# Records excerpted from a collection
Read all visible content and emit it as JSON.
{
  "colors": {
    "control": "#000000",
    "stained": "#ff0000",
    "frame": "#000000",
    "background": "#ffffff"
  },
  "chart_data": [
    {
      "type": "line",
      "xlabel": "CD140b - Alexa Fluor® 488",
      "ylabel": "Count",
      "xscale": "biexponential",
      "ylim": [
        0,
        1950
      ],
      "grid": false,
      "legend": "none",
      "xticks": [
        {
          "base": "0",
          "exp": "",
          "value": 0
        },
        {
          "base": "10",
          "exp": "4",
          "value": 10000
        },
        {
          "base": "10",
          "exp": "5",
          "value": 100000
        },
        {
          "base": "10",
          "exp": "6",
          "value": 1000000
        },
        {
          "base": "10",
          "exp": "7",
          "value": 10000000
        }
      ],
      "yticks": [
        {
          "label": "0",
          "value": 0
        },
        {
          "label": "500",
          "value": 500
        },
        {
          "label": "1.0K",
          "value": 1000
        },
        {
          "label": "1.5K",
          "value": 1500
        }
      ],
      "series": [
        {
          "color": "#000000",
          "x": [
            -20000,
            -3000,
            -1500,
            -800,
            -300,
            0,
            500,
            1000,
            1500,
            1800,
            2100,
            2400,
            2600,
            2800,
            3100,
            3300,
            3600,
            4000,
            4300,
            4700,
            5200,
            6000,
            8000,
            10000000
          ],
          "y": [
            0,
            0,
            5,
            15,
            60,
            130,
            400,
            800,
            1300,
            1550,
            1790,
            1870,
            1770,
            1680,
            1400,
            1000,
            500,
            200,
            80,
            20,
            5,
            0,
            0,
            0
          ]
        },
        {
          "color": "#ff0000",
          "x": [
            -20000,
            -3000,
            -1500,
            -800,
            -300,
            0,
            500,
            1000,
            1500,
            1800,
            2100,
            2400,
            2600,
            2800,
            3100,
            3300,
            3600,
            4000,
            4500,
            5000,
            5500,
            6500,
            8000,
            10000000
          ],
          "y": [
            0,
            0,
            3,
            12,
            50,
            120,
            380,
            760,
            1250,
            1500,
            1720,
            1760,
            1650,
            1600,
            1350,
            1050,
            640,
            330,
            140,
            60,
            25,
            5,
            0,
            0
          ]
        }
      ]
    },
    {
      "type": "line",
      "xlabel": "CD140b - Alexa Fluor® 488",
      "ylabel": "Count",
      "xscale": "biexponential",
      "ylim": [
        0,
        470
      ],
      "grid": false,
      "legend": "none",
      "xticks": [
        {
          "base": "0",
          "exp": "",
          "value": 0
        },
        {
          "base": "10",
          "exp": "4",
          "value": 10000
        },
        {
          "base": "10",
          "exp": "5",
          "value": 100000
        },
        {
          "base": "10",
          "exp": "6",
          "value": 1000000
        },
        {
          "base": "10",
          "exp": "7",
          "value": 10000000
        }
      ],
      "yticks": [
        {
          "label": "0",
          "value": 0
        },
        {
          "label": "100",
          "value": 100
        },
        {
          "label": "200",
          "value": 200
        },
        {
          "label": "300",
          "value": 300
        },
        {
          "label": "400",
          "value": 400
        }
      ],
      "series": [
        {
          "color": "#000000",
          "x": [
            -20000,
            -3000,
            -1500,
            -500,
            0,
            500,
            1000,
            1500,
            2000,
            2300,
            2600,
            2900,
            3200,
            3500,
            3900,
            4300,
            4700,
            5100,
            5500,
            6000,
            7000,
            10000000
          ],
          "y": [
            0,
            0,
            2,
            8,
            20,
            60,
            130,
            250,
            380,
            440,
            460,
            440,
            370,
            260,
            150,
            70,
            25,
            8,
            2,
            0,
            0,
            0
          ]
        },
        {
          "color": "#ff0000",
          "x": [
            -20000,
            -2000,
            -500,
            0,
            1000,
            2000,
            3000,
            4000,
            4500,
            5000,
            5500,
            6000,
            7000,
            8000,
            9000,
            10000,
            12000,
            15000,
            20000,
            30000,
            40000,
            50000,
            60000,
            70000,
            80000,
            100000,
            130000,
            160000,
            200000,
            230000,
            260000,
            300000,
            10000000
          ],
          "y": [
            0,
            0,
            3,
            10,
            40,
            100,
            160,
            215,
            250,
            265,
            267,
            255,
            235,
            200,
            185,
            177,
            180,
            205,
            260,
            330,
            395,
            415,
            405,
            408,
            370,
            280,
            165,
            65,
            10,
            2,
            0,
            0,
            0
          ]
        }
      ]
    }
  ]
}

# Work instructions
Reproduce the data in full, exactly as presented.

# Worked answer
Read all visible content and emit it as JSON.
{
  "colors": {
    "control": "#000000",
    "stained": "#ff0000",
    "frame": "#000000",
    "background": "#ffffff"
  },
  "chart_data": [
    {
      "type": "line",
      "xlabel": "CD140b - Alexa Fluor® 488",
      "ylabel": "Count",
      "xscale": "biexponential",
      "ylim": [
        0,
        1950
      ],
      "grid": false,
      "legend": "none",
      "xticks": [
        {
          "base": "0",
          "exp": "",
          "value": 0
        },
        {
          "base": "10",
          "exp": "4",
          "value": 10000
        },
        {
          "base": "10",
          "exp": "5",
          "value": 100000
        },
        {
          "base": "10",
          "exp": "6",
          "value": 1000000
        },
        {
          "base": "10",
          "exp": "7",
          "value": 10000000
        }
      ],
      "yticks": [
        {
          "label": "0",
          "value": 0
        },
        {
          "label": "500",
          "value": 500
        },
        {
          "label": "1.0K",
          "value": 1000
        },
        {
          "label": "1.5K",
          "value": 1500
        }
      ],
      "series": [
        {
          "color": "#000000",
          "x": [
            -20000,
            -3000,
            -1500,
            -800,
            -300,
            0,
            500,
            1000,
            1500,
            1800,
            2100,
            2400,
            2600,
            2800,
            3100,
            3300,
            3600,
            4000,
            4300,
            4700,
            5200,
            6000,
            8000,
            10000000
          ],
          "y": [
            0,
            0,
            5,
            15,
            60,
            130,
            400,
            800,
            1300,
            1550,
            1790,
            1870,
            1770,
            1680,
            1400,
            1000,
            500,
            200,
            80,
            20,
            5,
            0,
            0,
            0
          ]
        },
        {
          "color": "#ff0000",
          "x": [
            -20000,
            -3000,
            -1500,
            -800,
            -300,
            0,
            500,
            1000,
            1500,
            1800,
            2100,
            2400,
            2600,
            2800,
            3100,
            3300,
            3600,
            4000,
            4500,
            5000,
            5500,
            6500,
            8000,
            10000000
          ],
          "y": [
            0,
            0,
            3,
            12,
            50,
            120,
            380,
            760,
            1250,
            1500,
            1720,
            1760,
            1650,
            1600,
            1350,
            1050,
            640,
            330,
            140,
            60,
            25,
            5,
            0,
            0
          ]
        }
      ]
    },
    {
      "type": "line",
      "xlabel": "CD140b - Alexa Fluor® 488",
      "ylabel": "Count",
      "xscale": "biexponential",
      "ylim": [
        0,
        470
      ],
      "grid": false,
      "legend": "none",
      "xticks": [
        {
          "base": "0",
          "exp": "",
          "value": 0
        },
        {
          "base": "10",
          "exp": "4",
          "value": 10000
        },
        {
          "base": "10",
          "exp": "5",
          "value": 100000
        },
        {
          "base": "10",
          "exp": "6",
          "value": 1000000
        },
        {
          "base": "10",
          "exp": "7",
          "value": 10000000
        }
      ],
      "yticks": [
        {
          "label": "0",
          "value": 0
        },
        {
          "label": "100",
          "value": 100
        },
        {
          "label": "200",
          "value": 200
        },
        {
          "label": "300",
          "value": 300
        },
        {
          "label": "400",
          "value": 400
        }
      ],
      "series": [
        {
          "color": "#000000",
          "x": [
            -20000,
            -3000,
            -1500,
            -500,
            0,
            500,
            1000,
            1500,
            2000,
            2300,
            2600,
            2900,
            3200,
            3500,
            3900,
            4300,
            4700,
            5100,
            5500,
            6000,
            7000,
            10000000
          ],
          "y": [
            0,
            0,
            2,
            8,
            20,
            60,
            130,
            250,
            380,
            440,
            460,
            440,
            370,
            260,
            150,
            70,
            25,
            8,
            2,
            0,
            0,
            0
          ]
        },
        {
          "color": "#ff0000",
          "x": [
            -20000,
            -2000,
            -500,
            0,
            1000,
            2000,
            3000,
            4000,
            4500,
            5000,
            5500,
            6000,
            7000,
            8000,
            9000,
            10000,
            12000,
            15000,
            20000,
            30000,
            40000,
            50000,
            60000,
            70000,
            80000,
            100000,
            130000,
            160000,
            200000,
            230000,
            260000,
            300000,
            10000000
          ],
          "y": [
            0,
            0,
            3,
            10,
            40,
            100,
            160,
            215,
            250,
            265,
            267,
            255,
            235,
            200,
            185,
            177,
            180,
            205,
            260,
            330,
            395,
            415,
            405,
            408,
            370,
            280,
            165,
            65,
            10,
            2,
            0,
            0,
            0
          ]
        }
      ]
    }
  ]
}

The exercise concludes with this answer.